Repeat the entire listing exactly.

Saved data entries
····················

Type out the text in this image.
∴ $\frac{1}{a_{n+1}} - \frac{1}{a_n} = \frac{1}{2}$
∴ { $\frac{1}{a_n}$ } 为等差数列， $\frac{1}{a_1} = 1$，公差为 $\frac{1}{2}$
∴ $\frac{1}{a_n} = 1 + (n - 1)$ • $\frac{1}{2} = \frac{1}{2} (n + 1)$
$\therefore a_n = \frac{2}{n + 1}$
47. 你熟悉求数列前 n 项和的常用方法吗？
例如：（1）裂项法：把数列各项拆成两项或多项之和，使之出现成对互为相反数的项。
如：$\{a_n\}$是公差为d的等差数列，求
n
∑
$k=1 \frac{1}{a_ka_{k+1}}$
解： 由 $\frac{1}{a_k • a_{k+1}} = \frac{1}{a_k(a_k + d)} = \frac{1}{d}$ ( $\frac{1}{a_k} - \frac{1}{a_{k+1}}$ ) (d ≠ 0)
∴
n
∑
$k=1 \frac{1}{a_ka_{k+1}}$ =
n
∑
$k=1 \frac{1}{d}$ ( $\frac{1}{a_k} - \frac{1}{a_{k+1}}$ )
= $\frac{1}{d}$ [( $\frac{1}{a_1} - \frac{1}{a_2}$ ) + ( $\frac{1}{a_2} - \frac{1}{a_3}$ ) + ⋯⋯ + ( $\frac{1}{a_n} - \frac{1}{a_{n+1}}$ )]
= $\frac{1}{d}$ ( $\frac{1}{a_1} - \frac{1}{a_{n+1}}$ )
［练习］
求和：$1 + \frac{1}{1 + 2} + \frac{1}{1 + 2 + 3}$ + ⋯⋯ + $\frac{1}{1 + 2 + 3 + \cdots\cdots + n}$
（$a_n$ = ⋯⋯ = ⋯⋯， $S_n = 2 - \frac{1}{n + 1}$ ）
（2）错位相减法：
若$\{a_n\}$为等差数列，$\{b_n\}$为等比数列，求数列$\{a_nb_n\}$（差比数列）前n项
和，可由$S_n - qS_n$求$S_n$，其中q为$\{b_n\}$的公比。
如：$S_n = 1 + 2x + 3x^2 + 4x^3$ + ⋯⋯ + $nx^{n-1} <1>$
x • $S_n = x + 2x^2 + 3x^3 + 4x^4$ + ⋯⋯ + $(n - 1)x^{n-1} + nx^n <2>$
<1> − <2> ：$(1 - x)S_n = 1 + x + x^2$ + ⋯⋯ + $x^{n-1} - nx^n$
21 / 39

····················

◆ **REPLY TO THE TASK**:
Type out the text in this image.
∴ $\frac{1}{a_{n+1}} - \frac{1}{a_n} = \frac{1}{2}$
∴ { $\frac{1}{a_n}$ } 为等差数列， $\frac{1}{a_1} = 1$，公差为 $\frac{1}{2}$
∴ $\frac{1}{a_n} = 1 + (n - 1)$ • $\frac{1}{2} = \frac{1}{2} (n + 1)$
$\therefore a_n = \frac{2}{n + 1}$
47. 你熟悉求数列前 n 项和的常用方法吗？
例如：（1）裂项法：把数列各项拆成两项或多项之和，使之出现成对互为相反数的项。
如：$\{a_n\}$是公差为d的等差数列，求
n
∑
$k=1 \frac{1}{a_ka_{k+1}}$
解： 由 $\frac{1}{a_k • a_{k+1}} = \frac{1}{a_k(a_k + d)} = \frac{1}{d}$ ( $\frac{1}{a_k} - \frac{1}{a_{k+1}}$ ) (d ≠ 0)
∴
n
∑
$k=1 \frac{1}{a_ka_{k+1}}$ =
n
∑
$k=1 \frac{1}{d}$ ( $\frac{1}{a_k} - \frac{1}{a_{k+1}}$ )
= $\frac{1}{d}$ [( $\frac{1}{a_1} - \frac{1}{a_2}$ ) + ( $\frac{1}{a_2} - \frac{1}{a_3}$ ) + ⋯⋯ + ( $\frac{1}{a_n} - \frac{1}{a_{n+1}}$ )]
= $\frac{1}{d}$ ( $\frac{1}{a_1} - \frac{1}{a_{n+1}}$ )
［练习］
求和：$1 + \frac{1}{1 + 2} + \frac{1}{1 + 2 + 3}$ + ⋯⋯ + $\frac{1}{1 + 2 + 3 + \cdots\cdots + n}$
（$a_n$ = ⋯⋯ = ⋯⋯， $S_n = 2 - \frac{1}{n + 1}$ ）
（2）错位相减法：
若$\{a_n\}$为等差数列，$\{b_n\}$为等比数列，求数列$\{a_nb_n\}$（差比数列）前n项
和，可由$S_n - qS_n$求$S_n$，其中q为$\{b_n\}$的公比。
如：$S_n = 1 + 2x + 3x^2 + 4x^3$ + ⋯⋯ + $nx^{n-1} <1>$
x • $S_n = x + 2x^2 + 3x^3 + 4x^4$ + ⋯⋯ + $(n - 1)x^{n-1} + nx^n <2>$
<1> − <2> ：$(1 - x)S_n = 1 + x + x^2$ + ⋯⋯ + $x^{n-1} - nx^n$
21 / 39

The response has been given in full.